## Required work:
In the entries, find all lines that hold the word "Time" and copy them.
..............................
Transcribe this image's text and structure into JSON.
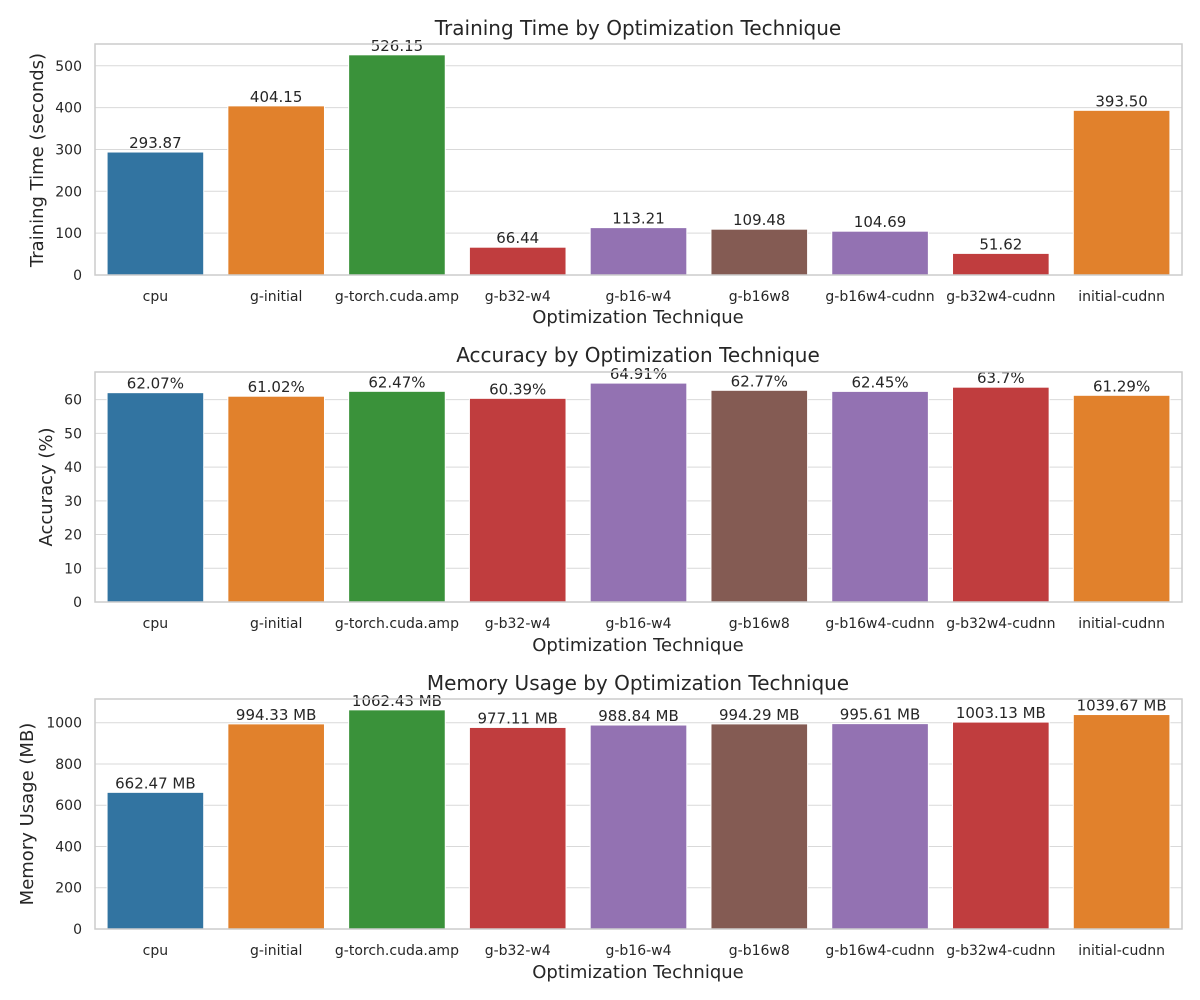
{
  "chart_data": [
    {
      "type": "bar",
      "title": "Training Time by Optimization Technique",
      "xlabel": "Optimization Technique",
      "ylabel": "Training Time (seconds)",
      "categories": [
        "cpu",
        "g-initial",
        "g-torch.cuda.amp",
        "g-b32-w4",
        "g-b16-w4",
        "g-b16w8",
        "g-b16w4-cudnn",
        "g-b32w4-cudnn",
        "initial-cudnn"
      ],
      "values": [
        293.87,
        404.15,
        526.15,
        66.44,
        113.21,
        109.48,
        104.69,
        51.62,
        393.5
      ],
      "data_labels": [
        "293.87",
        "404.15",
        "526.15",
        "66.44",
        "113.21",
        "109.48",
        "104.69",
        "51.62",
        "393.50"
      ],
      "ylim": [
        0,
        552
      ],
      "yticks": [
        0,
        100,
        200,
        300,
        400,
        500
      ],
      "grid": true
    },
    {
      "type": "bar",
      "title": "Accuracy by Optimization Technique",
      "xlabel": "Optimization Technique",
      "ylabel": "Accuracy (%)",
      "categories": [
        "cpu",
        "g-initial",
        "g-torch.cuda.amp",
        "g-b32-w4",
        "g-b16-w4",
        "g-b16w8",
        "g-b16w4-cudnn",
        "g-b32w4-cudnn",
        "initial-cudnn"
      ],
      "values": [
        62.07,
        61.02,
        62.47,
        60.39,
        64.91,
        62.77,
        62.45,
        63.7,
        61.29
      ],
      "data_labels": [
        "62.07%",
        "61.02%",
        "62.47%",
        "60.39%",
        "64.91%",
        "62.77%",
        "62.45%",
        "63.7%",
        "61.29%"
      ],
      "ylim": [
        0,
        68.2
      ],
      "yticks": [
        0,
        10,
        20,
        30,
        40,
        50,
        60
      ],
      "grid": true
    },
    {
      "type": "bar",
      "title": "Memory Usage by Optimization Technique",
      "xlabel": "Optimization Technique",
      "ylabel": "Memory Usage (MB)",
      "categories": [
        "cpu",
        "g-initial",
        "g-torch.cuda.amp",
        "g-b32-w4",
        "g-b16-w4",
        "g-b16w8",
        "g-b16w4-cudnn",
        "g-b32w4-cudnn",
        "initial-cudnn"
      ],
      "values": [
        662.47,
        994.33,
        1062.43,
        977.11,
        988.84,
        994.29,
        995.61,
        1003.13,
        1039.67
      ],
      "data_labels": [
        "662.47 MB",
        "994.33 MB",
        "1062.43 MB",
        "977.11 MB",
        "988.84 MB",
        "994.29 MB",
        "995.61 MB",
        "1003.13 MB",
        "1039.67 MB"
      ],
      "ylim": [
        0,
        1115
      ],
      "yticks": [
        0,
        200,
        400,
        600,
        800,
        1000
      ],
      "grid": true
    }
  ],
  "colors": [
    "#3274a1",
    "#e1812c",
    "#3a923a",
    "#c03d3e",
    "#9372b2",
    "#845b53",
    "#9372b2",
    "#c03d3e",
    "#e1812c"
  ]
}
..............................
## Written solution:
      "title": "Training Time by Optimization Technique",
      "ylabel": "Training Time (seconds)",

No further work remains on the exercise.